PROBLEM
Copy every row below verbatim, omitting the pictures from your copy.

** Begin INPUT RECORDS **

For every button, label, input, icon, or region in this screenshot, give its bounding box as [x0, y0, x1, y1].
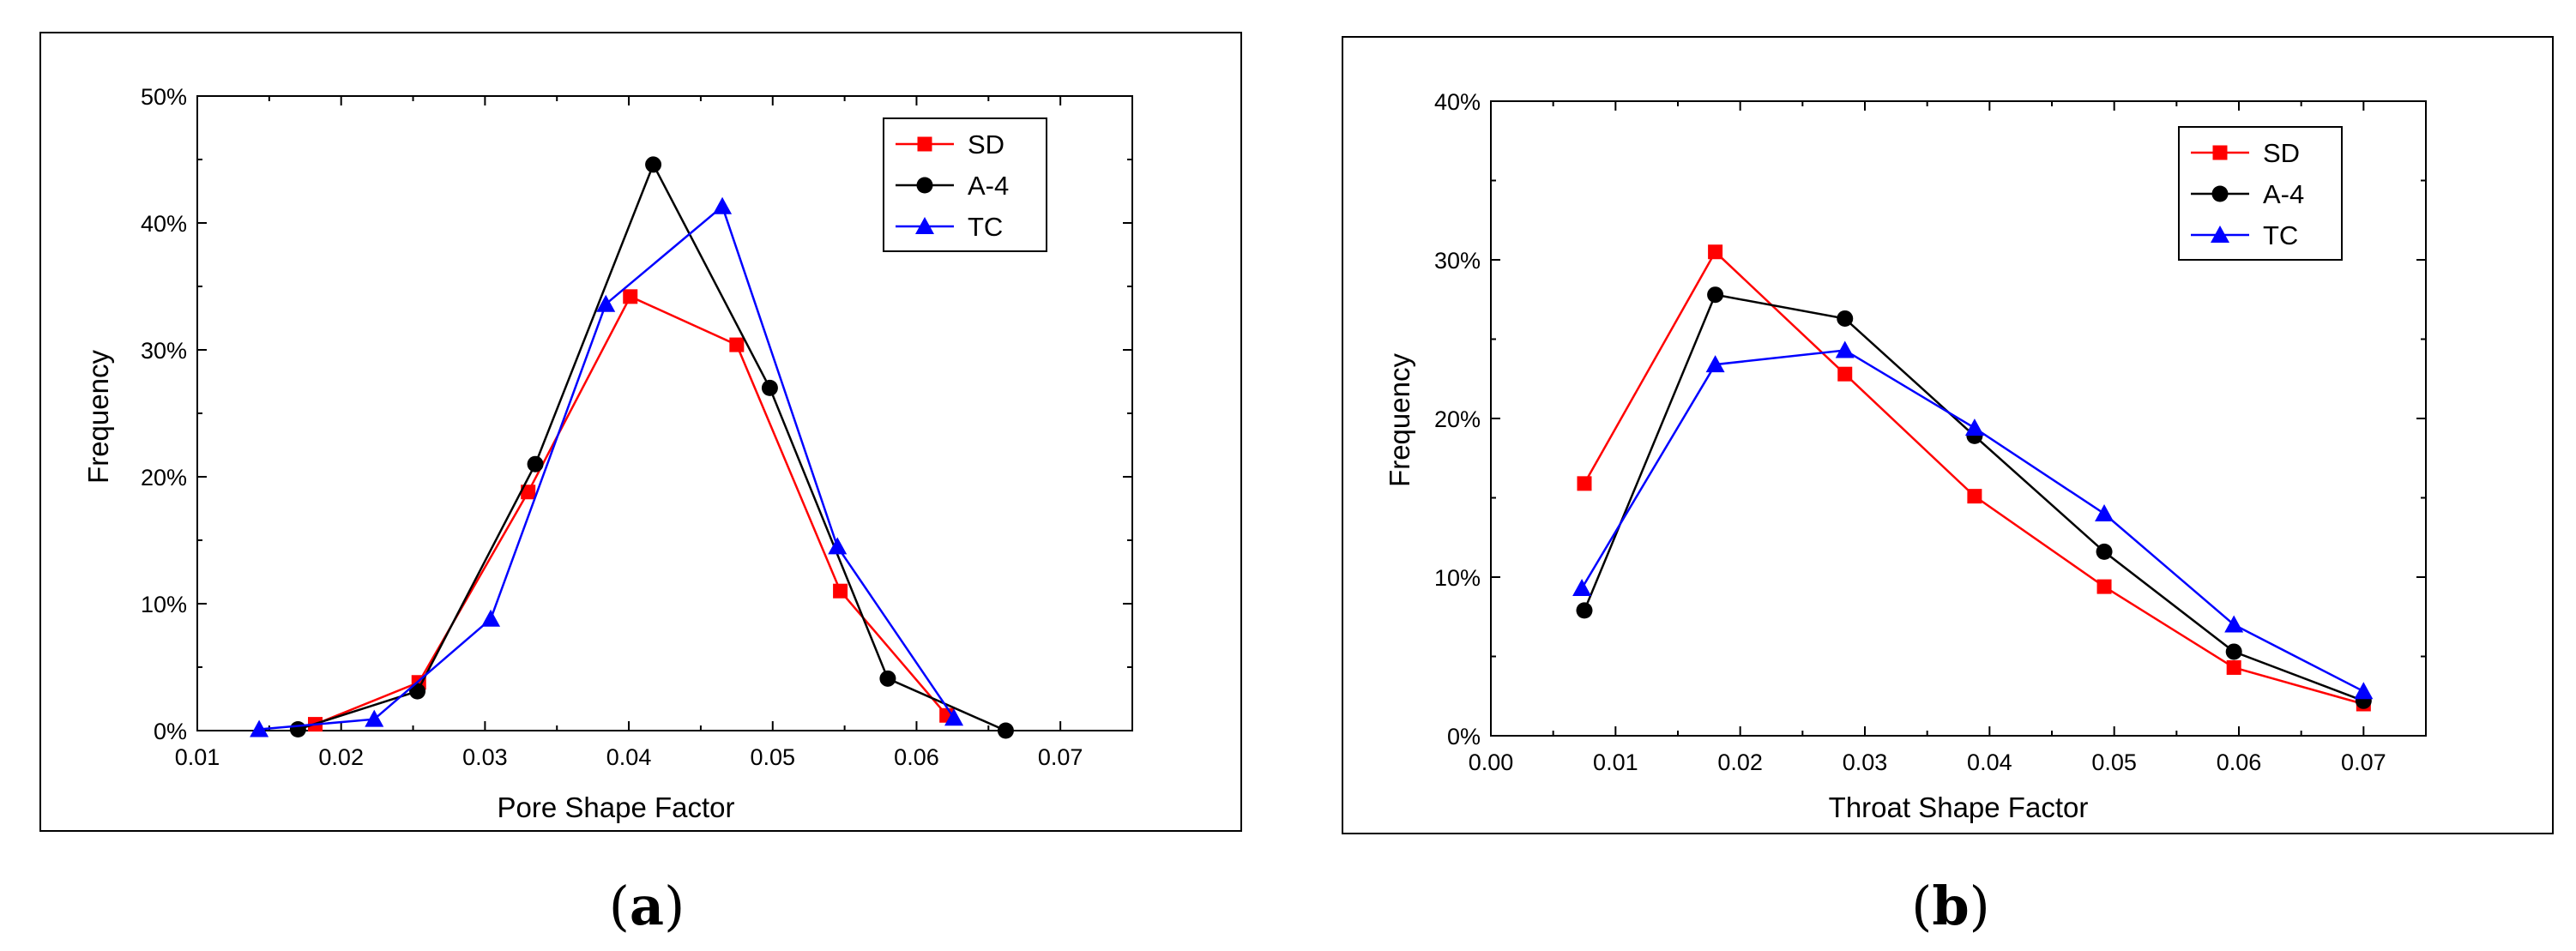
data-point-tc — [1705, 355, 1725, 373]
y-tick-label: 30% — [141, 338, 187, 364]
data-point-tc — [365, 709, 384, 727]
data-point-tc — [713, 196, 733, 214]
legend-label-sd: SD — [2263, 138, 2300, 168]
data-point-a-4 — [761, 379, 778, 396]
panel-label: (b) — [1911, 875, 1990, 937]
data-point-tc — [250, 719, 269, 737]
panel-label: (a) — [609, 875, 685, 937]
data-point-sd — [1577, 476, 1592, 491]
data-point-tc — [2095, 504, 2114, 521]
x-tick-label: 0.04 — [606, 744, 652, 770]
data-point-a-4 — [1837, 310, 1854, 327]
y-tick-label: 40% — [141, 211, 187, 237]
legend-marker-sd — [2212, 145, 2228, 160]
x-tick-label: 0.07 — [2341, 749, 2386, 775]
data-point-a-4 — [645, 156, 662, 173]
x-tick-label: 0.07 — [1038, 744, 1083, 770]
legend-label-tc: TC — [2263, 220, 2298, 250]
x-tick-label: 0.05 — [2091, 749, 2137, 775]
y-axis-label: Frequency — [1384, 353, 1415, 487]
y-axis-label: Frequency — [82, 350, 114, 484]
data-point-a-4 — [879, 670, 896, 687]
panel-frame — [1342, 36, 2554, 834]
chart-panel-b: Throat Shape Factor Frequency (b) 0.00 0.… — [1342, 36, 2554, 937]
data-point-a-4 — [1576, 602, 1593, 619]
y-tick-label: 10% — [141, 592, 187, 617]
data-point-tc — [2224, 615, 2244, 633]
legend-label-a-4: A-4 — [2263, 179, 2304, 209]
x-tick-label: 0.03 — [1843, 749, 1888, 775]
legend-label-sd: SD — [968, 129, 1004, 160]
data-point-sd — [1967, 489, 1982, 504]
x-tick-label: 0.03 — [462, 744, 508, 770]
panel-frame — [39, 32, 1242, 832]
x-tick-label: 0.01 — [1593, 749, 1638, 775]
y-tick-label: 20% — [1434, 406, 1481, 432]
legend-marker-a-4 — [916, 177, 933, 194]
legend-marker-tc — [2211, 226, 2229, 243]
data-point-a-4 — [2225, 643, 2242, 660]
y-tick-label: 10% — [1434, 565, 1481, 591]
data-point-tc — [944, 708, 964, 726]
data-point-sd — [2226, 659, 2241, 675]
y-tick-label: 20% — [141, 465, 187, 491]
data-point-tc — [481, 609, 501, 627]
legend-label-a-4: A-4 — [968, 171, 1009, 201]
data-point-tc — [828, 537, 848, 555]
x-tick-label: 0.06 — [894, 744, 939, 770]
x-tick-label: 0.06 — [2217, 749, 2262, 775]
legend-marker-a-4 — [2211, 185, 2229, 202]
panel-letter: a — [630, 875, 664, 937]
panel-letter: b — [1932, 875, 1969, 937]
data-point-tc — [2354, 682, 2374, 700]
data-point-a-4 — [2096, 543, 2113, 560]
data-point-sd — [1837, 366, 1853, 382]
data-point-sd — [2096, 579, 2112, 594]
data-point-a-4 — [289, 721, 306, 738]
data-point-tc — [1964, 418, 1984, 436]
legend-marker-tc — [915, 217, 934, 234]
data-point-sd — [729, 337, 745, 352]
data-point-tc — [1835, 340, 1855, 358]
data-point-sd — [521, 485, 536, 500]
data-point-a-4 — [997, 722, 1014, 739]
y-tick-label: 0% — [1447, 724, 1481, 749]
chart-panel-a: Pore Shape Factor Frequency (a) 0.01 0.02… — [39, 32, 1242, 937]
x-tick-label: 0.02 — [1717, 749, 1763, 775]
data-point-sd — [833, 583, 848, 599]
x-tick-label: 0.04 — [1967, 749, 2012, 775]
legend-label-tc: TC — [968, 212, 1003, 242]
data-point-a-4 — [409, 683, 426, 700]
data-point-tc — [596, 294, 616, 312]
x-axis-label: Pore Shape Factor — [498, 791, 735, 823]
data-point-a-4 — [527, 455, 544, 472]
x-tick-label: 0.00 — [1469, 749, 1514, 775]
data-point-sd — [1708, 244, 1723, 260]
y-tick-label: 50% — [141, 84, 187, 110]
data-point-tc — [1572, 578, 1592, 596]
y-tick-label: 40% — [1434, 89, 1481, 115]
legend-marker-sd — [917, 136, 932, 152]
x-tick-label: 0.01 — [175, 744, 220, 770]
y-tick-label: 0% — [154, 719, 187, 744]
data-point-a-4 — [1707, 286, 1724, 304]
data-point-sd — [623, 289, 638, 304]
x-tick-label: 0.05 — [750, 744, 795, 770]
y-tick-label: 30% — [1434, 248, 1481, 274]
x-tick-label: 0.02 — [318, 744, 364, 770]
x-axis-label: Throat Shape Factor — [1829, 791, 2089, 823]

** End INPUT RECORDS **

SOLUTION BELOW
For every button, label, input, icon, or region in this screenshot, give its bounding box as [x0, y0, x1, y1].
data-point-tc — [1705, 355, 1725, 373]
y-tick-label: 30% — [141, 338, 187, 364]
data-point-tc — [365, 709, 384, 727]
data-point-tc — [713, 196, 733, 214]
legend-label-sd: SD — [2263, 138, 2300, 168]
data-point-a-4 — [761, 379, 778, 396]
panel-label: (b) — [1911, 875, 1990, 937]
data-point-tc — [250, 719, 269, 737]
panel-label: (a) — [609, 875, 685, 937]
data-point-sd — [1577, 476, 1592, 491]
data-point-tc — [2095, 504, 2114, 521]
x-tick-label: 0.04 — [606, 744, 652, 770]
data-point-a-4 — [1837, 310, 1854, 327]
y-tick-label: 40% — [141, 211, 187, 237]
legend-marker-sd — [2212, 145, 2228, 160]
x-tick-label: 0.07 — [2341, 749, 2386, 775]
data-point-a-4 — [645, 156, 662, 173]
x-tick-label: 0.07 — [1038, 744, 1083, 770]
legend-label-tc: TC — [2263, 220, 2298, 250]
x-tick-label: 0.05 — [2091, 749, 2137, 775]
y-axis-label: Frequency — [1384, 353, 1415, 487]
y-axis-label: Frequency — [82, 350, 114, 484]
data-point-a-4 — [879, 670, 896, 687]
panel-frame — [1342, 36, 2554, 834]
chart-panel-b: Throat Shape Factor Frequency (b) 0.00 0.… — [1342, 36, 2554, 937]
data-point-a-4 — [1576, 602, 1593, 619]
y-tick-label: 10% — [141, 592, 187, 617]
data-point-tc — [2224, 615, 2244, 633]
legend-label-a-4: A-4 — [2263, 179, 2304, 209]
x-tick-label: 0.03 — [1843, 749, 1888, 775]
legend-label-sd: SD — [968, 129, 1004, 160]
data-point-sd — [1967, 489, 1982, 504]
x-tick-label: 0.03 — [462, 744, 508, 770]
panel-frame — [39, 32, 1242, 832]
x-tick-label: 0.01 — [1593, 749, 1638, 775]
y-tick-label: 20% — [1434, 406, 1481, 432]
legend-marker-a-4 — [916, 177, 933, 194]
legend-marker-tc — [2211, 226, 2229, 243]
data-point-a-4 — [2225, 643, 2242, 660]
y-tick-label: 10% — [1434, 565, 1481, 591]
data-point-tc — [944, 708, 964, 726]
data-point-sd — [2226, 659, 2241, 675]
y-tick-label: 20% — [141, 465, 187, 491]
data-point-tc — [481, 609, 501, 627]
legend-label-a-4: A-4 — [968, 171, 1009, 201]
data-point-tc — [828, 537, 848, 555]
x-tick-label: 0.06 — [894, 744, 939, 770]
x-tick-label: 0.06 — [2217, 749, 2262, 775]
legend-marker-a-4 — [2211, 185, 2229, 202]
panel-letter: a — [630, 875, 664, 937]
panel-letter: b — [1932, 875, 1969, 937]
data-point-tc — [2354, 682, 2374, 700]
data-point-a-4 — [2096, 543, 2113, 560]
data-point-sd — [1837, 366, 1853, 382]
data-point-sd — [2096, 579, 2112, 594]
data-point-a-4 — [289, 721, 306, 738]
data-point-tc — [1964, 418, 1984, 436]
legend-marker-tc — [915, 217, 934, 234]
data-point-sd — [729, 337, 745, 352]
data-point-tc — [1835, 340, 1855, 358]
data-point-sd — [521, 485, 536, 500]
data-point-a-4 — [997, 722, 1014, 739]
y-tick-label: 0% — [1447, 724, 1481, 749]
chart-panel-a: Pore Shape Factor Frequency (a) 0.01 0.02… — [39, 32, 1242, 937]
x-tick-label: 0.02 — [1717, 749, 1763, 775]
data-point-sd — [833, 583, 848, 599]
x-tick-label: 0.04 — [1967, 749, 2012, 775]
legend-label-tc: TC — [968, 212, 1003, 242]
data-point-a-4 — [409, 683, 426, 700]
data-point-tc — [596, 294, 616, 312]
x-axis-label: Pore Shape Factor — [498, 791, 735, 823]
data-point-a-4 — [527, 455, 544, 472]
x-tick-label: 0.00 — [1469, 749, 1514, 775]
data-point-sd — [1708, 244, 1723, 260]
y-tick-label: 50% — [141, 84, 187, 110]
data-point-tc — [1572, 578, 1592, 596]
y-tick-label: 40% — [1434, 89, 1481, 115]
legend-marker-sd — [917, 136, 932, 152]
x-tick-label: 0.01 — [175, 744, 220, 770]
y-tick-label: 0% — [154, 719, 187, 744]
data-point-a-4 — [1707, 286, 1724, 304]
data-point-sd — [623, 289, 638, 304]
x-tick-label: 0.05 — [750, 744, 795, 770]
y-tick-label: 30% — [1434, 248, 1481, 274]
x-tick-label: 0.02 — [318, 744, 364, 770]
x-axis-label: Throat Shape Factor — [1829, 791, 2089, 823]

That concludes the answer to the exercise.